- [Extract to read]
--- START ---

TIPNIS sits between the northern edge of Cochabamba Department and the southern reaches of Beni, covering more than a million hectares where the Andean foothills descend into Amazonian floodplain. The park protects a portion of the Bolivian Yungas ecoregion -- cloud-draped montane forest giving way to sub-Andean and pre-Andean Amazonian woodland, and finally to the flooded savannas of the Moxos plain. The Secure and Isiboro rivers, both tributaries of the Mamore and ultimately the Amazon, flow through the park from south to north. Pink river dolphins surface in their waters. The biodiversity counts are staggering: 218 mammal species, 992 bird species, 157 amphibians, and 131 reptiles have been documented within the park's boundaries. Laguna Bolivia, a major wildlife observation site, is reachable by boat through the Secure River during high water or by horseback from scattered communities to the south.

Three Peoples, Sixty-Four Communities

TIPNIS is not just a national park. Since 1990, it has been formally recognized as indigenous territory -- Native Community Land belonging to the Tsimane, Yuracere, and Mojeno-Trinitario peoples who have lived here for generations. At the 2001 census, 12,388 indigenous inhabitants occupied 64 communities across the park: 6,351 Tsimane, 4,228 Mojeno-Trinitario, and 1,809 Yuracere. The park's original declaration as a national park came in 1965 through Supreme Decree 7401, but the indigenous territorial recognition followed a quarter-century later, won through the 1990 March for Territory and Dignity organized by the Confederation of Indigenous Peoples of the Bolivian East. In 2009, collective title to more than a million hectares was formally awarded to the indigenous governance body known as Subcentral TIPNIS.

--- END ---

- [Stored data]
--- START ---

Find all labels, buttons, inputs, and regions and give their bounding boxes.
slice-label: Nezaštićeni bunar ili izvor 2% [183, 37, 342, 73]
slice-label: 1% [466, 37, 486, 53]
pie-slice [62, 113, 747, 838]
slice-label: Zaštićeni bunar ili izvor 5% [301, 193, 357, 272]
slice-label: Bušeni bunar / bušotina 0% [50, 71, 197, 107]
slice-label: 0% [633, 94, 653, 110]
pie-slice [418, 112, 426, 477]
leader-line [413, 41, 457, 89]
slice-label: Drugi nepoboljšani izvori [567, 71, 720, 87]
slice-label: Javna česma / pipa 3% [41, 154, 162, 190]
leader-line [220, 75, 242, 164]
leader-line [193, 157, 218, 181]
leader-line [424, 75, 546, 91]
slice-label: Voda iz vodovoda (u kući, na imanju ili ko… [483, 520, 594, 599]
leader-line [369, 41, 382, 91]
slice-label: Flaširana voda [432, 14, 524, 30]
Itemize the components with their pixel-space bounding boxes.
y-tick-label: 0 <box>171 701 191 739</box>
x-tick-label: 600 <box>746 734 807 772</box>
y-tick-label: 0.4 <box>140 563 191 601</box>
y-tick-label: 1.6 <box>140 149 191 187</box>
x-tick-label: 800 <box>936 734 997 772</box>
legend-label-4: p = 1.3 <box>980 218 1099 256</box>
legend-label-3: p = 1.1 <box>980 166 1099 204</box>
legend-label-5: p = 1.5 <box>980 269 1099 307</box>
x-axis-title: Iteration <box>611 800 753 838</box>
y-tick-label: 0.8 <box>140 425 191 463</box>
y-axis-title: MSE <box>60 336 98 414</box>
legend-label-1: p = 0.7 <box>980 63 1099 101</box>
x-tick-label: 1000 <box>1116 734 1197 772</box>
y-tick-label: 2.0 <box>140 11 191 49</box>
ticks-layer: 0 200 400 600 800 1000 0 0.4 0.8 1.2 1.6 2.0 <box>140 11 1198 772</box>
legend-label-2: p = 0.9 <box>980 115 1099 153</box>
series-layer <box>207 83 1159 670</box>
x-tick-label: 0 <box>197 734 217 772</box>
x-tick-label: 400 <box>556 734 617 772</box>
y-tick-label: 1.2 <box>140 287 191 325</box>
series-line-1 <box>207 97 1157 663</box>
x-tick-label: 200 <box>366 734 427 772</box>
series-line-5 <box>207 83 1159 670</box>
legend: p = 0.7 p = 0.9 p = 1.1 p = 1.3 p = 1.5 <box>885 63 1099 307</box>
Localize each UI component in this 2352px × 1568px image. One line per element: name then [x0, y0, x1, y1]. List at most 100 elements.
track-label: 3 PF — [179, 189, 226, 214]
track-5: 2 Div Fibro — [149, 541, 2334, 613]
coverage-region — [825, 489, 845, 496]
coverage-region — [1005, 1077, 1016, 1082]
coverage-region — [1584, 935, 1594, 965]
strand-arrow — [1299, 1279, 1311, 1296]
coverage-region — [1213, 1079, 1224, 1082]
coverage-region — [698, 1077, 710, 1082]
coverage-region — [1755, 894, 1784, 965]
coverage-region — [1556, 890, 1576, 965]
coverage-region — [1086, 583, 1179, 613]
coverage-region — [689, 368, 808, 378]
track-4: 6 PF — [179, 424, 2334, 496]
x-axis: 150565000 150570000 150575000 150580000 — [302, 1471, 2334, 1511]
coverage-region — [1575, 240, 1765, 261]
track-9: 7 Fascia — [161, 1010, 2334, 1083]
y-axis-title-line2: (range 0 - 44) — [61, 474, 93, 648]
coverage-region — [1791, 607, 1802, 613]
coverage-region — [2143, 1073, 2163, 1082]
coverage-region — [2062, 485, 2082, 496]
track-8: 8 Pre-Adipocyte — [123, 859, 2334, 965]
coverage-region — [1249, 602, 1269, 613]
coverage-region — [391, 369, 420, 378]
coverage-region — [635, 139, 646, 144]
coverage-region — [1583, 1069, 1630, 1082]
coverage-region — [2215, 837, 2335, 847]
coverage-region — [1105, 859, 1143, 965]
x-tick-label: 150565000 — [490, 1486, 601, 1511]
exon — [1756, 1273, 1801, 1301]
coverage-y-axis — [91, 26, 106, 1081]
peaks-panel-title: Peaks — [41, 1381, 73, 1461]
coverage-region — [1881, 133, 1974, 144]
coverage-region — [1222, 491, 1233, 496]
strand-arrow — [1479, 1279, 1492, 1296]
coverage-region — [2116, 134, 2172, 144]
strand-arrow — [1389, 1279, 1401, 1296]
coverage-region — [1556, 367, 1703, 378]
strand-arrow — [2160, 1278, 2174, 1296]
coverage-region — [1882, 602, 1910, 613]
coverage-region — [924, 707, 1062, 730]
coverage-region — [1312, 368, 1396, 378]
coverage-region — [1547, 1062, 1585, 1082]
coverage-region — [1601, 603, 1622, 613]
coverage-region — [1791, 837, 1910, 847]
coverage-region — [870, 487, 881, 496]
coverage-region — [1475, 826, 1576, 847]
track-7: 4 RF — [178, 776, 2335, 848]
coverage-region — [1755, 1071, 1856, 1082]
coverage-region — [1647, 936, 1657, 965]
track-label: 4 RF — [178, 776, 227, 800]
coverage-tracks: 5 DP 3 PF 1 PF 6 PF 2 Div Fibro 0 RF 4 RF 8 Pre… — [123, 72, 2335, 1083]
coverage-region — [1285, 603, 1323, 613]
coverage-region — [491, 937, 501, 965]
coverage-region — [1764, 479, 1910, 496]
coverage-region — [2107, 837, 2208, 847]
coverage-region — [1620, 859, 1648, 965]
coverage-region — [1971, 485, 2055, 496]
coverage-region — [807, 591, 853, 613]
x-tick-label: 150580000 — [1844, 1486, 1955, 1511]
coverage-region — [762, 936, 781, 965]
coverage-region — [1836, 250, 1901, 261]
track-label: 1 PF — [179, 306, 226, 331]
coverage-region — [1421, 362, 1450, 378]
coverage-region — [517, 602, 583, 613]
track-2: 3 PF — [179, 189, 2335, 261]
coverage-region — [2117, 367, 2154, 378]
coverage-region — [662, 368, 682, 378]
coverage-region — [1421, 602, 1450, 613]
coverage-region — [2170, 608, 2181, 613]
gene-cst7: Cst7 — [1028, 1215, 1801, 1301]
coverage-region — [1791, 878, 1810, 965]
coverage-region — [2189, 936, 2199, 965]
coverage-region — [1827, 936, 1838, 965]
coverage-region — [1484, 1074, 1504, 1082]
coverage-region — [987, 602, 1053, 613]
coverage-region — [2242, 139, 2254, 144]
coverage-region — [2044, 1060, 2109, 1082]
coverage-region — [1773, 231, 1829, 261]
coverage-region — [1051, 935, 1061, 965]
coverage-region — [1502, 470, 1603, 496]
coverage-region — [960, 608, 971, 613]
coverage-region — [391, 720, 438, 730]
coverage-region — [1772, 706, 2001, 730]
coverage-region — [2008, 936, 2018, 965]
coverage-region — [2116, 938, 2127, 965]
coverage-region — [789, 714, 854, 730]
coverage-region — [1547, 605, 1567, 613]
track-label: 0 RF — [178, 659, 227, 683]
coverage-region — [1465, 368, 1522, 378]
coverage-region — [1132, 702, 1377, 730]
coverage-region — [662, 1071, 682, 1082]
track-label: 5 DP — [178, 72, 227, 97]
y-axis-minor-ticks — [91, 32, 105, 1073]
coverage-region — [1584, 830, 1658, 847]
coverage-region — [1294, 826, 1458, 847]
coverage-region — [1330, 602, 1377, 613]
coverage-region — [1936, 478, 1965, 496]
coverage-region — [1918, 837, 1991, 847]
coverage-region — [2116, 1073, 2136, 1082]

--- END ---

- [List of tasks]
**a)** List every animal group that the text about the TIPNIS park gives a documented species count for, with that count.
**b)** According to the text about the TIPNIS park, which decree first declared the area a national park, and in what year?
**c)** Go on with the text about the TIPNIS park, starting after its last sentence.

- [Answers to this exercise]
**a)**
Mammals: 218 species
Birds: 992 species
Amphibians: 157 species
Reptiles: 131 species

**b)** Supreme Decree 7401, in 1965.

**c)**
The Road That Would Not Die

The proposed Villa Tunari-San Ignacio de Moxos Highway would run 306 kilometers in three segments, with the critical middle stretch -- 177 kilometers from Isinuta to Monte Grande -- passing directly through TIPNIS. A $332 million loan from Brazil's development bank made construction feasible, and in June 2011, President Evo Morales inaugurated the project at Villa Tunari. The opposition was fierce and immediate. Studies by the Program for Strategic Investigation in Bolivia projected that the road would accelerate deforestation so severely that up to 64 percent of TIPNIS could be stripped of forest cover by 2030. After the dramatic 2011 march, Law 180 declared TIPNIS an intangible zone and prohibited highway construction through it. But the victory was temporary. In 2012, the government enacted Law 222 authorizing a new consultation process, and in 2017, Law 969 opened the park to road construction, private investment, and infrastructure development.

Coca, Oil, and the Vanishing Forest

The highway is only one front in a multi-sided assault on the park's integrity. Since the 1970s, coca farmers have colonized the southern portion of TIPNIS, in a zone known as Polygon 7, clearing forest for agriculture. The Bolivian government has acknowledged that roughly 10 percent of the park has already been deforested, and projections suggest 43 percent of forest cover could vanish by 2030 even without the highway. Meanwhile, oil and gas concessions overlay significant portions of the park. The Secure block, operated by Petroandina -- a joint venture between Bolivia's YPFB and Venezuela's PDVSA -- has conducted aerial surveys for exploration. Two exploratory wells have already been drilled: one reaching 3,032 meters deep, another bored to 5,830 meters between 1999 and 2001. Bolivia's own National Service for Protected Areas has warned that extraction could cause serious damage to TIPNIS's rivers and ecosystems. The park endures, but the forces pressing inward show no sign of relenting.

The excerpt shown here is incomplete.